Given text =
------------------------------------------------------------------------
Miguel “Negro” Navarro never wore a mask. He never needed to hide his face, sneering and angry and filled with contempt for whomever he was fighting. In the late 1970s, he found kindred spirits in El Signo and El Texano, who had lost their masks to the tecnicos they had spent their careers fighting. Together they formed Los Misioneros de la Muerte: the Missionaries of Death. While at first the name might seem over dramatic, it became apt as Los Misioneros travelled the Mexican countryside and preached their word to the crowds gathered. They preached with their fists and their boots, they preached by tearing masks and working cuts.

In 1981, Navarro and los Misioneros would become notorious for nearly living up to their name. In a UWA main event against El Santo, Huracán Ramírez and Rayo de Jalisco, the 64-year-old Santo suffered a heart attack, and was only saved by the quick action of his tag partners. Navarro was unrepentant, and along with his tag partners were now the most hated men in Mexico. Unlike many famous rudos, Navarro could not hide behind a mask: that hatred followed him home, it talked in whispers as he sat at bars, it gawked at him the market. Even as he aged and the fans developed a begrudging respect, it never truly went away. Even now, at sixty years of age, wrestling Solar in Maestros matches, the fans still boo, forever uneasy around the man who almost killed a god.
------------------------------------------------------------------------
Exercise instructions =
1/ Copy the passage about Negro Navarro word for word, starting with "In 1981, Navarro" and going on through "killed a god.".
2/ Carry on the passage about Negro Navarro, picking up right after its last sentence.
The items after this point come from a different source than the passage about Negro Navarro.
------------------------------------------------------------------------
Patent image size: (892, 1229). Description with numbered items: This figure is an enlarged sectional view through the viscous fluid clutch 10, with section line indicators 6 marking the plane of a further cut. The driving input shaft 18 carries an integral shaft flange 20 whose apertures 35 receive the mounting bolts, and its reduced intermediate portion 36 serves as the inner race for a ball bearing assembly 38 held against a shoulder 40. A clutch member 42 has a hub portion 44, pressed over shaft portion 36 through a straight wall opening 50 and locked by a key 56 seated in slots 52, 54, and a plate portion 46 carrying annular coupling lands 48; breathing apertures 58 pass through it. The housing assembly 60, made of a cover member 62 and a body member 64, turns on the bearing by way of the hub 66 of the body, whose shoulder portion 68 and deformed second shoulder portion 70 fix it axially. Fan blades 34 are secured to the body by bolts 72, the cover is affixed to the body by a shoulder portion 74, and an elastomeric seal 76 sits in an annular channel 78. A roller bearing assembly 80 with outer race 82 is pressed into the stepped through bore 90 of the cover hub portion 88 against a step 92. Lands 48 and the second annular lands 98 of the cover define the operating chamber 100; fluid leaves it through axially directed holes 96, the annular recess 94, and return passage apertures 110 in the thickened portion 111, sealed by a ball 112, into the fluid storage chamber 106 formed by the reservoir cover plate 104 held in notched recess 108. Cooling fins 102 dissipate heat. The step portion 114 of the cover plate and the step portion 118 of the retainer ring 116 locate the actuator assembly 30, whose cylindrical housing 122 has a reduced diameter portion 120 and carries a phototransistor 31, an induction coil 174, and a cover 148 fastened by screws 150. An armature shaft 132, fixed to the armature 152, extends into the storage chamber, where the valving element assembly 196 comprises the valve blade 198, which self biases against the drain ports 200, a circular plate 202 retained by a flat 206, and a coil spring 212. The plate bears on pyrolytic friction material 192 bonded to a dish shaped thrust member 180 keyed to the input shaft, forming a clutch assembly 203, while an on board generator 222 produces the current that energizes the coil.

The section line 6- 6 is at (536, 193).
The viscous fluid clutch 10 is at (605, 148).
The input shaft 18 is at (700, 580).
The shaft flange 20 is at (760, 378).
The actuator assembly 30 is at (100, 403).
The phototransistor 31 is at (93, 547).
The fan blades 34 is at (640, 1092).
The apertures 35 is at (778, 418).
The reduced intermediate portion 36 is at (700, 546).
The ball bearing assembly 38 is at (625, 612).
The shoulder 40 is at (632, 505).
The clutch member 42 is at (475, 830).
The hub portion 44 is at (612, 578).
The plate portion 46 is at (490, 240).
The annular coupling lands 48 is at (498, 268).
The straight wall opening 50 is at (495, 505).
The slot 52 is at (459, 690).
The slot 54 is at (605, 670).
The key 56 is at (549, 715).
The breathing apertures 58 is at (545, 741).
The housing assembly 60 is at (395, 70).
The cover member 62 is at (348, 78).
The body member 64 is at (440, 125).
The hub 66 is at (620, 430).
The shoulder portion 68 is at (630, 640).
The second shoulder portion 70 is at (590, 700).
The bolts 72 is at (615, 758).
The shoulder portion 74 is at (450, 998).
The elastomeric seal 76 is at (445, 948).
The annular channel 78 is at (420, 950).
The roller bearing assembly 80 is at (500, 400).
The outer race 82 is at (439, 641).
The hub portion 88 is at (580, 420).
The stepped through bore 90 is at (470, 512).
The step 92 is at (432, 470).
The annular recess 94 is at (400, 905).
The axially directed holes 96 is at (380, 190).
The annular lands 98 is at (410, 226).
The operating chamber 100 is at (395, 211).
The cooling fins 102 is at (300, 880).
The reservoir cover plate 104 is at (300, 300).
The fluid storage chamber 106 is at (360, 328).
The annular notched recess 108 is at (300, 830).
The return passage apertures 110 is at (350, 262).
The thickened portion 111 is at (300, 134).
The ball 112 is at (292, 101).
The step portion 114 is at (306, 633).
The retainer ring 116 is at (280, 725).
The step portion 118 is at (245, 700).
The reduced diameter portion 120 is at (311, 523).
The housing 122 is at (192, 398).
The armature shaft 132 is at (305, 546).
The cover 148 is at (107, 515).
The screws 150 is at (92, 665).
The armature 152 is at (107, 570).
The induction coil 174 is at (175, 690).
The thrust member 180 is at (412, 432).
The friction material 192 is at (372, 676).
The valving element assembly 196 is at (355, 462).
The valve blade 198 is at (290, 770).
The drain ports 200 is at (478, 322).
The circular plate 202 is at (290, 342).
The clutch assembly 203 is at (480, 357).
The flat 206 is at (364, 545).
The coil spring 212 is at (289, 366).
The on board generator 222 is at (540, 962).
------------------------------------------------------------------------
Results by task =
1/
In 1981, Navarro and los Misioneros would become notorious for nearly living up to their name. In a UWA main event against El Santo, Huracán Ramírez and Rayo de Jalisco, the 64-year-old Santo suffered a heart attack, and was only saved by the quick action of his tag partners. Navarro was unrepentant, and along with his tag partners were now the most hated men in Mexico. Unlike many famous rudos, Navarro could not hide behind a mask: that hatred followed him home, it talked in whispers as he sat at bars, it gawked at him the market. Even as he aged and the fans developed a begrudging respect, it never truly went away. Even now, at sixty years of age, wrestling Solar in Maestros matches, the fans still boo, forever uneasy around the man who almost killed a god.

2/
In 1985, Navarro had a son. A second son, to be precise. Much like their father (who idolized Black Shadow and had his first professional match at 18) the two sons of Negro Navarro would gravitate toward lucha libre, toward the profession that gave their father everything, but at great cost. Perhaps they saw the toll it took, for both sons chose to begin their careers wearing masks, as Los Hermanos Trauma (Trauma I and Trauma II, with the younger brother being called I). Free of the weight of their father’s name and the expectations therein, they forged their own path on the Mexican Independents. Starting in smaller promotions, they eventually found a home of sorts in IWRG, sometimes even teaming with their father.

Despite the ties to a wrestling legend, the mask of Trauma I became something all his own, a mark of pride. A constant reminder of the things he accomplished with his own name and reputation, instead of his father’s. Like almost every luchador, the pride and reputation that the mask and name represent eventually came under attack, as it did in September of 2016, against Canis Lupus.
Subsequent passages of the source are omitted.